*WRITTEN PROBLEM*. Show only lines that include "open".

*DATASET EXCERPTS*.
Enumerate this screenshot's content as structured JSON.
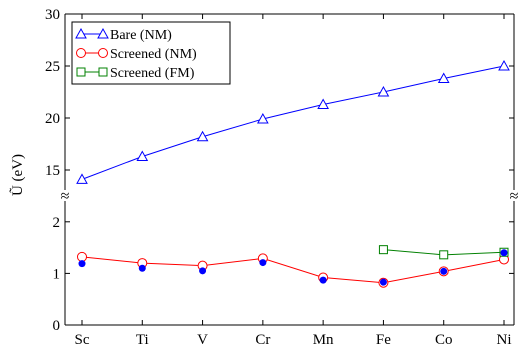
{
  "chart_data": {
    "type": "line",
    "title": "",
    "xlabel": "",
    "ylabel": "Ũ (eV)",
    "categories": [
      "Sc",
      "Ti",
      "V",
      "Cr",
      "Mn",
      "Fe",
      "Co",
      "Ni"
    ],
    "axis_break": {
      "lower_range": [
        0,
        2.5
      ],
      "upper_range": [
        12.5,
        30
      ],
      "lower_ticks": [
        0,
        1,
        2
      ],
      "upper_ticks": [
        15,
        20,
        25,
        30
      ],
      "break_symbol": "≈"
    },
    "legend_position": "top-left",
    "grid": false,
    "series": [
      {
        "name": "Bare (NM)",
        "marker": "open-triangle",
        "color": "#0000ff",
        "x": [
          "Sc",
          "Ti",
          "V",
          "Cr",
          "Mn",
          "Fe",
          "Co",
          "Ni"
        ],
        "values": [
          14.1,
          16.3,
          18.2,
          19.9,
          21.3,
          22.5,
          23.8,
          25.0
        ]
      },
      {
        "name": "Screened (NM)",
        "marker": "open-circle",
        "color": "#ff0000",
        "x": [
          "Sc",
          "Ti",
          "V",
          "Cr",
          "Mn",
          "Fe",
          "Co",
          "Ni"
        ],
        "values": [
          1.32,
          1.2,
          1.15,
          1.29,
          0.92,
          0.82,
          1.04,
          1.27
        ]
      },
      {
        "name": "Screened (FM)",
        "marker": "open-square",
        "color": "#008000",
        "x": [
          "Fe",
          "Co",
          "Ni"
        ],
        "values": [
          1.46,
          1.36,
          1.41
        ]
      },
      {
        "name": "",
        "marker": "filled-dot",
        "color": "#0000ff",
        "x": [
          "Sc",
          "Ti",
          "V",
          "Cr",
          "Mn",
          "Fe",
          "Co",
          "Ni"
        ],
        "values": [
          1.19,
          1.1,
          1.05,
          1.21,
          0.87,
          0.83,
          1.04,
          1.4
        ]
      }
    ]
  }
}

*WORKED SOLUTION*.
        "marker": "open-triangle",
        "marker": "open-circle",
        "marker": "open-square",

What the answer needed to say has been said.